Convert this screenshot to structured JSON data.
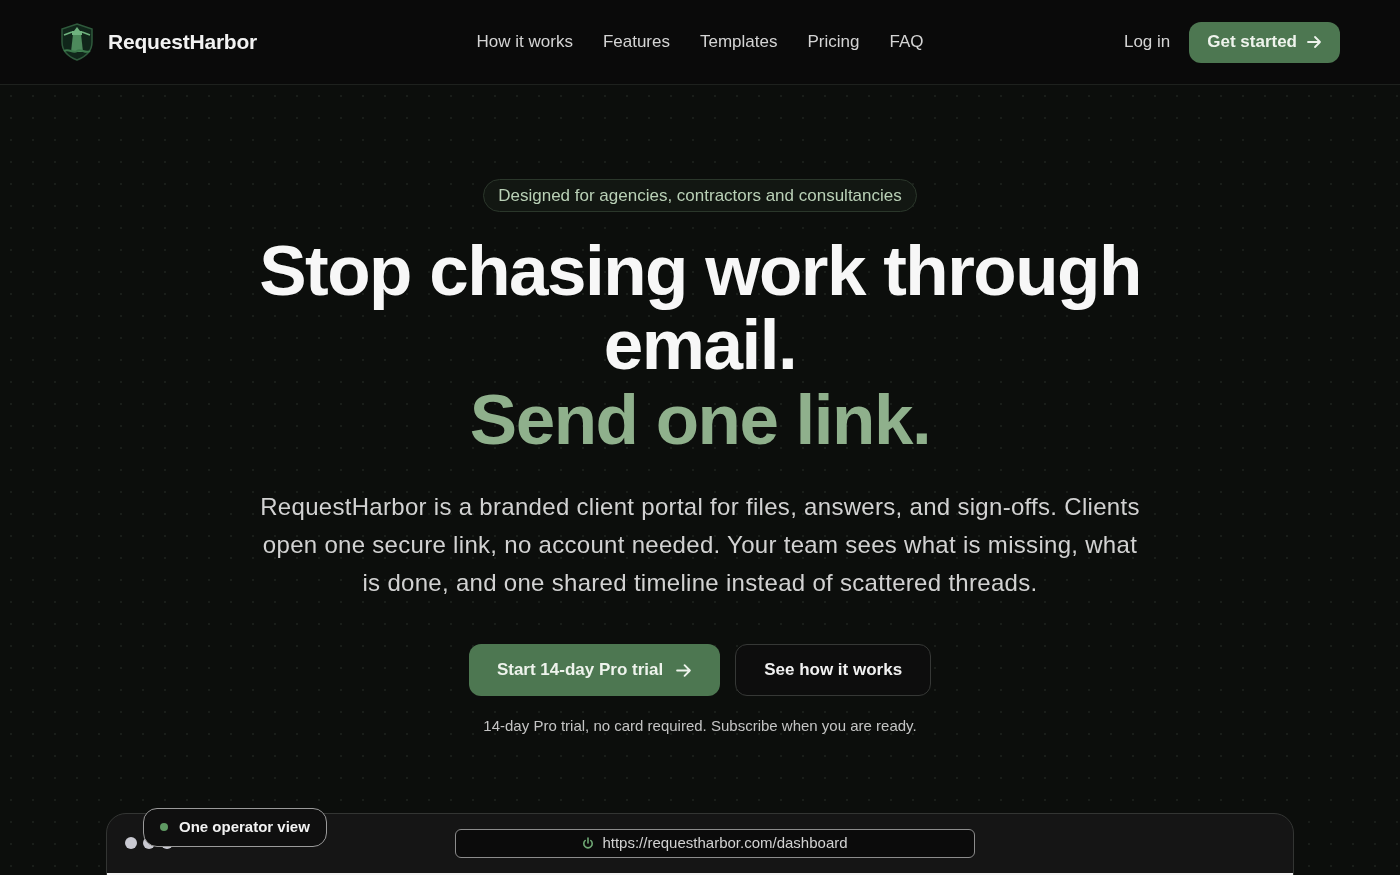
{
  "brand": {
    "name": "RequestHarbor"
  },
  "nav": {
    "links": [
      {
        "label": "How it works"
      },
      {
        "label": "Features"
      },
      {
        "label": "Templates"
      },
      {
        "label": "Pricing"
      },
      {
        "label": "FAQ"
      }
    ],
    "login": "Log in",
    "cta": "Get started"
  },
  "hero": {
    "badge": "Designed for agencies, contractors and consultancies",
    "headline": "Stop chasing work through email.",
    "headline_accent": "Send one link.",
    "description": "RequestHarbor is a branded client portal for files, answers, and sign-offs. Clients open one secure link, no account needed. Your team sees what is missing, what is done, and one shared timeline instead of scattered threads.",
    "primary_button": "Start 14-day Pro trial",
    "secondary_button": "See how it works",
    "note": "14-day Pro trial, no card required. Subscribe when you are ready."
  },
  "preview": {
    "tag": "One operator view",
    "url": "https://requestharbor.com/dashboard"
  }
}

Challenge » Your copy should match the entries exactly, minus the pictures.

Written solution »
Convert this screenshot to structured JSON data.
{
  "brand": {
    "name": "RequestHarbor"
  },
  "nav": {
    "links": [
      {
        "label": "How it works"
      },
      {
        "label": "Features"
      },
      {
        "label": "Templates"
      },
      {
        "label": "Pricing"
      },
      {
        "label": "FAQ"
      }
    ],
    "login": "Log in",
    "cta": "Get started"
  },
  "hero": {
    "badge": "Designed for agencies, contractors and consultancies",
    "headline": "Stop chasing work through email.",
    "headline_accent": "Send one link.",
    "description": "RequestHarbor is a branded client portal for files, answers, and sign-offs. Clients open one secure link, no account needed. Your team sees what is missing, what is done, and one shared timeline instead of scattered threads.",
    "primary_button": "Start 14-day Pro trial",
    "secondary_button": "See how it works",
    "note": "14-day Pro trial, no card required. Subscribe when you are ready."
  },
  "preview": {
    "tag": "One operator view",
    "url": "https://requestharbor.com/dashboard"
  }
}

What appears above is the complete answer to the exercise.